Written request
Format the lines from the very first one through the line with "transform-toolbar: Free: [412, 582, 602, 620]", both included, as a JSON list of strings with one string per line and no blank lines.

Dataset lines
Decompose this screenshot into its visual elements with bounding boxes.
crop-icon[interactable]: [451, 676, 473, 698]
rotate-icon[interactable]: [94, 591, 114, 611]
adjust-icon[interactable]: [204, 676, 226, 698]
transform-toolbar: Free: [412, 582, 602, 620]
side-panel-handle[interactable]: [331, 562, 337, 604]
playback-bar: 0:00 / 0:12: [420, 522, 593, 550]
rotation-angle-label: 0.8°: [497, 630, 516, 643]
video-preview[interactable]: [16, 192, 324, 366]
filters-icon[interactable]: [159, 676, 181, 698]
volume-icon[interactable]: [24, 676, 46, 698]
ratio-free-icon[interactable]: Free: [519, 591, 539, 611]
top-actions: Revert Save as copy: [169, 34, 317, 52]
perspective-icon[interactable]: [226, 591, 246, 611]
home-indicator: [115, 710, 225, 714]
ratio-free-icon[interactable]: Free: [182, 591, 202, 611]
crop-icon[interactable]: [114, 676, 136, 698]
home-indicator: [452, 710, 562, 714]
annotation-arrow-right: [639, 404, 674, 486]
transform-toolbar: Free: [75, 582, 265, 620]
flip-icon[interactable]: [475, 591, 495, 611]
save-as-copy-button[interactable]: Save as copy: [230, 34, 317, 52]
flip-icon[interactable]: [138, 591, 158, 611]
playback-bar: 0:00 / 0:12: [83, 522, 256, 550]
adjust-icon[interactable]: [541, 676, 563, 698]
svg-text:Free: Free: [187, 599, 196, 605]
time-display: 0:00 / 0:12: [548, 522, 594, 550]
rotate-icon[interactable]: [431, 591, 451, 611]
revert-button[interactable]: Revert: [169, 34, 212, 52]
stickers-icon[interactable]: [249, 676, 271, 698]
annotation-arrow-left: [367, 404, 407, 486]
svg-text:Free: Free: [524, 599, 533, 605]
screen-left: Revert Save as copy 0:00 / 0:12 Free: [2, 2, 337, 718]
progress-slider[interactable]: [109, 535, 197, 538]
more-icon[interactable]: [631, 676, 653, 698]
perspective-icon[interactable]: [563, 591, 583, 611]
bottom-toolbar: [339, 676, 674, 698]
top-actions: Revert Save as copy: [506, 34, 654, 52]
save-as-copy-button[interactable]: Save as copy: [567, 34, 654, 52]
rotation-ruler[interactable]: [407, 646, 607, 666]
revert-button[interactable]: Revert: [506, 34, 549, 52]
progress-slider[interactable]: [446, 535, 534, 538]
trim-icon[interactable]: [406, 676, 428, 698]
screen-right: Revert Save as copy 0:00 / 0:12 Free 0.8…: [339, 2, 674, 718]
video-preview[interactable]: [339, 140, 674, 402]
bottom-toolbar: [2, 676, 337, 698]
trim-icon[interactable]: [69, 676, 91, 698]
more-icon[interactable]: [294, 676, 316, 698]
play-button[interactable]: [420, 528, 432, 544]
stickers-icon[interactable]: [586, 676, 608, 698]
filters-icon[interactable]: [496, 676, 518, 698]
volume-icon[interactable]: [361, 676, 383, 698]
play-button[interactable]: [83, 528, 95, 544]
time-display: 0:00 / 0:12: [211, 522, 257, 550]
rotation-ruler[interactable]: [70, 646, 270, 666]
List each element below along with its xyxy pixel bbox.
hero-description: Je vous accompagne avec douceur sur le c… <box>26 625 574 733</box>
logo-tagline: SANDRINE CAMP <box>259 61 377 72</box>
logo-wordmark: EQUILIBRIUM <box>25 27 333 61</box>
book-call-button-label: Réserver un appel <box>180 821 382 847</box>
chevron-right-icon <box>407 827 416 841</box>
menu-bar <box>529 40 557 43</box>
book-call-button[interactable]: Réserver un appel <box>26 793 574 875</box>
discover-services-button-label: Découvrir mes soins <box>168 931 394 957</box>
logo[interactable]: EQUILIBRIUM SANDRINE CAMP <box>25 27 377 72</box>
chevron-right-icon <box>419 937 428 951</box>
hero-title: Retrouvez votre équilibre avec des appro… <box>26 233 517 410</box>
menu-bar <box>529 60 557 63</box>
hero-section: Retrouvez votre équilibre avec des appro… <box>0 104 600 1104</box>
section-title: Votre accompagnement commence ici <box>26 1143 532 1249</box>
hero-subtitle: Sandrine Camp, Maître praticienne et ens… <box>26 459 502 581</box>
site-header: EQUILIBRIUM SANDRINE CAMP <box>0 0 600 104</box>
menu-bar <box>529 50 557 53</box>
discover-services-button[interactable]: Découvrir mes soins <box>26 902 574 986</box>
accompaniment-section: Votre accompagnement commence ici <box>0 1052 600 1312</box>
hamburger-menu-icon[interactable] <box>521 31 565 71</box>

Final result
[
  "Decompose this screenshot into its visual elements with bounding boxes.",
  "crop-icon[interactable]: [451, 676, 473, 698]",
  "rotate-icon[interactable]: [94, 591, 114, 611]",
  "adjust-icon[interactable]: [204, 676, 226, 698]",
  "transform-toolbar: Free: [412, 582, 602, 620]"
]